-- start of AVAILABLE RECORDS --

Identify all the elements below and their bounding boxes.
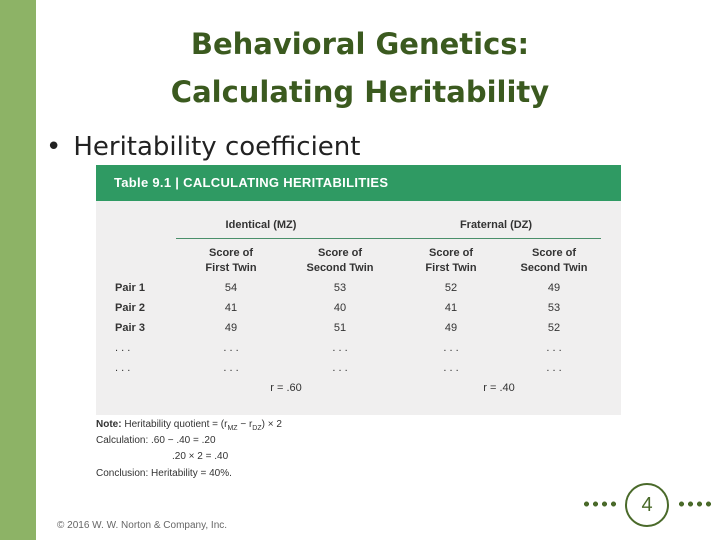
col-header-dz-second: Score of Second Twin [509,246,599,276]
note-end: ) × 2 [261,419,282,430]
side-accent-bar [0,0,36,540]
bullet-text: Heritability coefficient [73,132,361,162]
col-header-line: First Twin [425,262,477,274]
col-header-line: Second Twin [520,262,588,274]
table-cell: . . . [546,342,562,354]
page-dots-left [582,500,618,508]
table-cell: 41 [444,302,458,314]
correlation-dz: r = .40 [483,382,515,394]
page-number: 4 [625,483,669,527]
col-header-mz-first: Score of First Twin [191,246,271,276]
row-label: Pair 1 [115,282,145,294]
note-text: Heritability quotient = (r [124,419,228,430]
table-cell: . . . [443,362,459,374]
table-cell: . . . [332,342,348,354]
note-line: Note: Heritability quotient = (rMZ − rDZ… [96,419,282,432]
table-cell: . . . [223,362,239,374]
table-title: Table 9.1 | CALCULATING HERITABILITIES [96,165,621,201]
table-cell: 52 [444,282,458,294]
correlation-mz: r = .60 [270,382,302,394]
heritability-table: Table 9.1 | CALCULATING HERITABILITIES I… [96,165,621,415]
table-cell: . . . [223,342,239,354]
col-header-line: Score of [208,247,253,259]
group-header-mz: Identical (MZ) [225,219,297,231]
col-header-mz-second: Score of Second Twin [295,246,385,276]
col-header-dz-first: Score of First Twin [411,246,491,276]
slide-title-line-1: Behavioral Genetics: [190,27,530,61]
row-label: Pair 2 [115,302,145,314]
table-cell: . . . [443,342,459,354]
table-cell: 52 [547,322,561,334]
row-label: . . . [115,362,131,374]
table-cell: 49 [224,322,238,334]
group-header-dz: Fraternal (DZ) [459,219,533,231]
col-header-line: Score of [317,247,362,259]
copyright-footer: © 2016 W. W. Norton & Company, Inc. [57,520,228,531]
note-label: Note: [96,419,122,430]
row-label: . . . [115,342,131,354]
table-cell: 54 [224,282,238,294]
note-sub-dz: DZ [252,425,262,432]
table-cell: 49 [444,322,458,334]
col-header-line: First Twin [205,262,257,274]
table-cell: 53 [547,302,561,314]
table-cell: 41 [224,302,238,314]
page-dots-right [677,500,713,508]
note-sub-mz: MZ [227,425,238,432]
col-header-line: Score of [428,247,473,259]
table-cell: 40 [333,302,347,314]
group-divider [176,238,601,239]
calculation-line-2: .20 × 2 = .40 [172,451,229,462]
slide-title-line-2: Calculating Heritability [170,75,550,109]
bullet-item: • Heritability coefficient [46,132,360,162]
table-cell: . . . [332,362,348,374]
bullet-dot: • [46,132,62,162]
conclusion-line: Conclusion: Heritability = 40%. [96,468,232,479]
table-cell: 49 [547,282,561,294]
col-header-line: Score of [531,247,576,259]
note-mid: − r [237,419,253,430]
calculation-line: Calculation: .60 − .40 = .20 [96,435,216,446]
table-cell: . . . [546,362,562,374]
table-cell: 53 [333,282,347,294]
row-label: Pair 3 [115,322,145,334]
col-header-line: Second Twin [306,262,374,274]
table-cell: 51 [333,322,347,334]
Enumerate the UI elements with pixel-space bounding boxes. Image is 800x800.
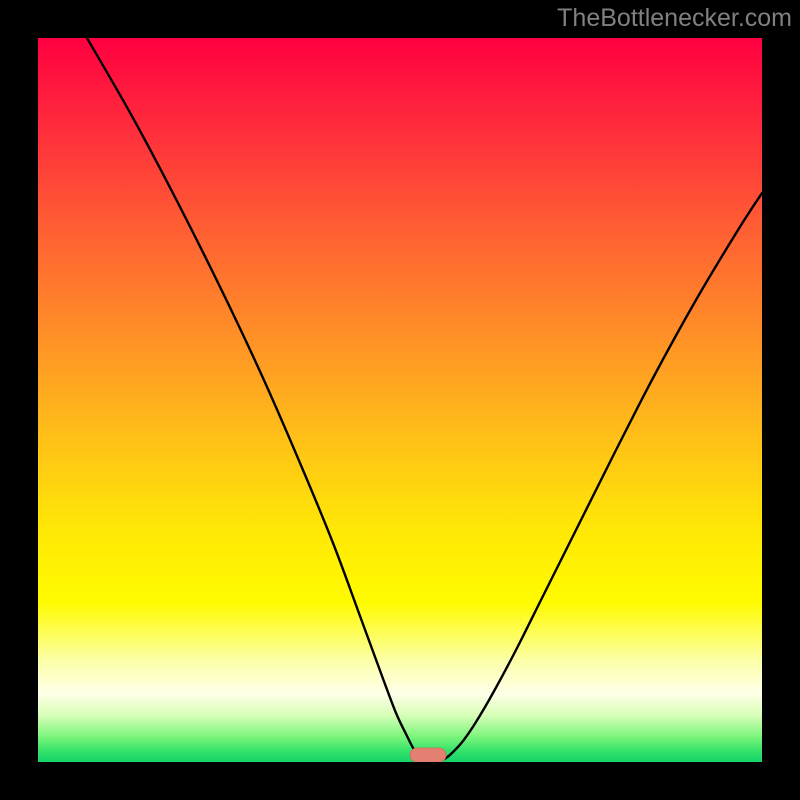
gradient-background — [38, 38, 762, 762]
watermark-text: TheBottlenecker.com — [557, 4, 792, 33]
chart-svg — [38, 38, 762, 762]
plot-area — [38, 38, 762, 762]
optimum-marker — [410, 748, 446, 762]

-- end of AVAILABLE RECORDS --

YOUR INSTRUCTIONS —
Copy all the records above word for word, omitting the pictures.

RESULT OF THE TASK —
Identify all the elements below and their bounding boxes.
col-header-dz-second: Score of Second Twin [509,246,599,276]
note-end: ) × 2 [261,419,282,430]
side-accent-bar [0,0,36,540]
bullet-text: Heritability coefficient [73,132,361,162]
col-header-line: First Twin [425,262,477,274]
col-header-line: Second Twin [520,262,588,274]
table-cell: . . . [546,342,562,354]
page-dots-left [582,500,618,508]
table-cell: 41 [444,302,458,314]
correlation-dz: r = .40 [483,382,515,394]
page-number: 4 [625,483,669,527]
col-header-mz-first: Score of First Twin [191,246,271,276]
row-label: Pair 1 [115,282,145,294]
note-text: Heritability quotient = (r [124,419,228,430]
table-cell: . . . [443,362,459,374]
table-cell: . . . [332,342,348,354]
note-line: Note: Heritability quotient = (rMZ − rDZ… [96,419,282,432]
table-cell: . . . [223,362,239,374]
table-title: Table 9.1 | CALCULATING HERITABILITIES [96,165,621,201]
table-cell: 52 [444,282,458,294]
correlation-mz: r = .60 [270,382,302,394]
heritability-table: Table 9.1 | CALCULATING HERITABILITIES I… [96,165,621,415]
table-cell: . . . [223,342,239,354]
col-header-line: Score of [208,247,253,259]
group-header-mz: Identical (MZ) [225,219,297,231]
col-header-mz-second: Score of Second Twin [295,246,385,276]
col-header-dz-first: Score of First Twin [411,246,491,276]
slide-title-line-1: Behavioral Genetics: [190,27,530,61]
row-label: Pair 2 [115,302,145,314]
table-cell: . . . [443,342,459,354]
table-cell: 52 [547,322,561,334]
row-label: . . . [115,362,131,374]
table-cell: 49 [224,322,238,334]
group-header-dz: Fraternal (DZ) [459,219,533,231]
col-header-line: Score of [317,247,362,259]
copyright-footer: © 2016 W. W. Norton & Company, Inc. [57,520,228,531]
note-label: Note: [96,419,122,430]
row-label: . . . [115,342,131,354]
table-cell: 54 [224,282,238,294]
note-sub-dz: DZ [252,425,262,432]
table-cell: 49 [444,322,458,334]
col-header-line: First Twin [205,262,257,274]
table-cell: 53 [547,302,561,314]
table-cell: 41 [224,302,238,314]
page-dots-right [677,500,713,508]
note-sub-mz: MZ [227,425,238,432]
col-header-line: Score of [428,247,473,259]
table-cell: 40 [333,302,347,314]
group-divider [176,238,601,239]
calculation-line-2: .20 × 2 = .40 [172,451,229,462]
slide-title-line-2: Calculating Heritability [170,75,550,109]
bullet-item: • Heritability coefficient [46,132,360,162]
table-cell: . . . [332,362,348,374]
bullet-dot: • [46,132,62,162]
conclusion-line: Conclusion: Heritability = 40%. [96,468,232,479]
table-cell: 49 [547,282,561,294]
col-header-line: Score of [531,247,576,259]
note-mid: − r [237,419,253,430]
calculation-line: Calculation: .60 − .40 = .20 [96,435,216,446]
table-cell: . . . [546,362,562,374]
table-cell: 53 [333,282,347,294]
row-label: Pair 3 [115,322,145,334]
col-header-line: Second Twin [306,262,374,274]
table-cell: 51 [333,322,347,334]
Enumerate the UI elements with pixel-space bounding boxes. Image is 800x800.
gradient-background — [38, 38, 762, 762]
watermark-text: TheBottlenecker.com — [557, 4, 792, 33]
chart-svg — [38, 38, 762, 762]
plot-area — [38, 38, 762, 762]
optimum-marker — [410, 748, 446, 762]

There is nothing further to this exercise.